§ WHAT NEEDS TO BE DONE
Below are records to transcribe exactly, without their pictures.

§ RECORDS FOR PROCESSING
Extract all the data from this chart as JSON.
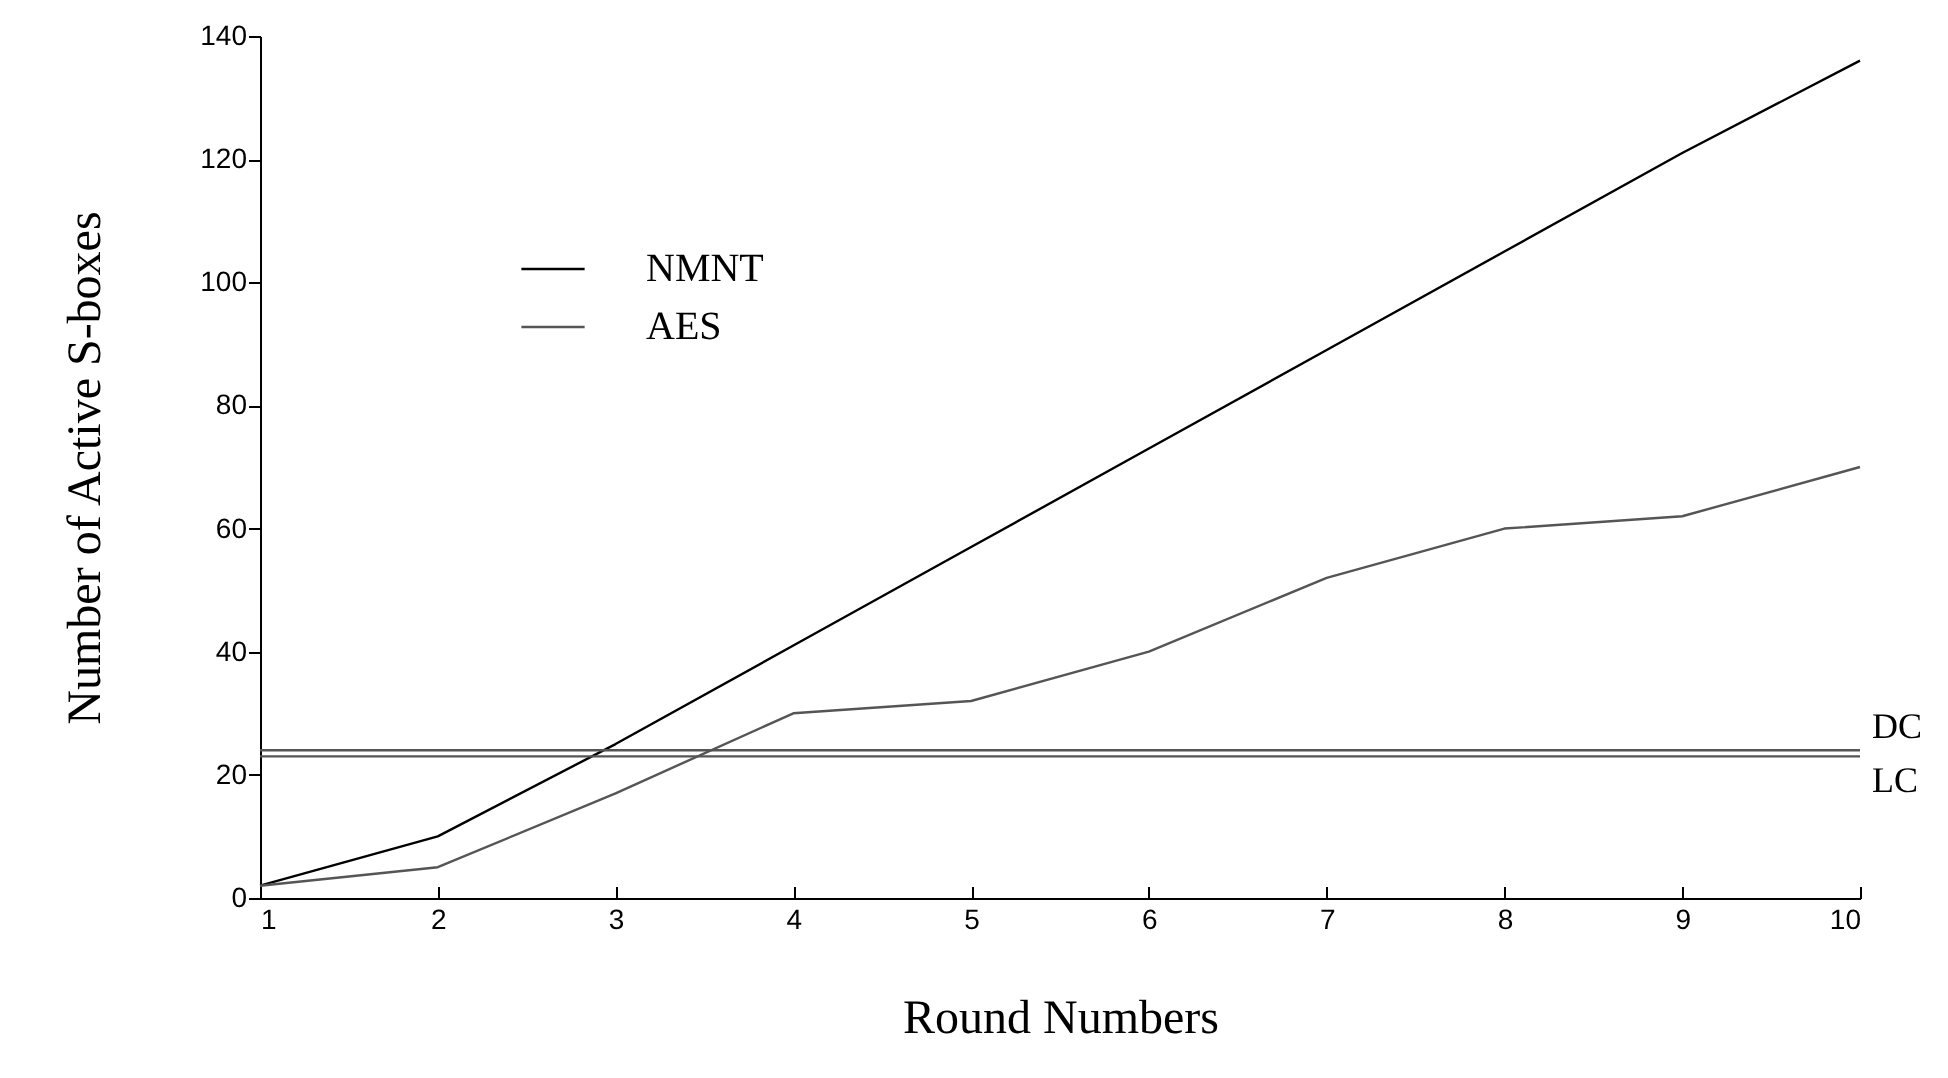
{
  "chart_data": {
    "type": "line",
    "xlabel": "Round Numbers",
    "ylabel": "Number of Active S-boxes",
    "x": [
      1,
      2,
      3,
      4,
      5,
      6,
      7,
      8,
      9,
      10
    ],
    "series": [
      {
        "name": "NMNT",
        "color": "#000000",
        "values": [
          2,
          10,
          25,
          41,
          57,
          73,
          89,
          105,
          121,
          136
        ]
      },
      {
        "name": "AES",
        "color": "#555555",
        "values": [
          2,
          5,
          17,
          30,
          32,
          40,
          52,
          60,
          62,
          70
        ]
      }
    ],
    "ref_lines": [
      {
        "axis": "y",
        "value": 24,
        "label": "DC",
        "color": "#555555"
      },
      {
        "axis": "y",
        "value": 23,
        "label": "LC",
        "color": "#555555"
      }
    ],
    "xlim": [
      1,
      10
    ],
    "xticks": [
      1,
      2,
      3,
      4,
      5,
      6,
      7,
      8,
      9,
      10
    ],
    "ylim": [
      0,
      140
    ],
    "yticks": [
      0,
      20,
      40,
      60,
      80,
      100,
      120,
      140
    ],
    "grid": false,
    "legend": "top left",
    "marker": "none",
    "line_style": "solid"
  }
}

§ FINAL RESULT
Extract all the data from this chart as JSON.
{
  "chart_data": {
    "type": "line",
    "xlabel": "Round Numbers",
    "ylabel": "Number of Active S-boxes",
    "x": [
      1,
      2,
      3,
      4,
      5,
      6,
      7,
      8,
      9,
      10
    ],
    "series": [
      {
        "name": "NMNT",
        "color": "#000000",
        "values": [
          2,
          10,
          25,
          41,
          57,
          73,
          89,
          105,
          121,
          136
        ]
      },
      {
        "name": "AES",
        "color": "#555555",
        "values": [
          2,
          5,
          17,
          30,
          32,
          40,
          52,
          60,
          62,
          70
        ]
      }
    ],
    "ref_lines": [
      {
        "axis": "y",
        "value": 24,
        "label": "DC",
        "color": "#555555"
      },
      {
        "axis": "y",
        "value": 23,
        "label": "LC",
        "color": "#555555"
      }
    ],
    "xlim": [
      1,
      10
    ],
    "xticks": [
      1,
      2,
      3,
      4,
      5,
      6,
      7,
      8,
      9,
      10
    ],
    "ylim": [
      0,
      140
    ],
    "yticks": [
      0,
      20,
      40,
      60,
      80,
      100,
      120,
      140
    ],
    "grid": false,
    "legend": "top left",
    "marker": "none",
    "line_style": "solid"
  }
}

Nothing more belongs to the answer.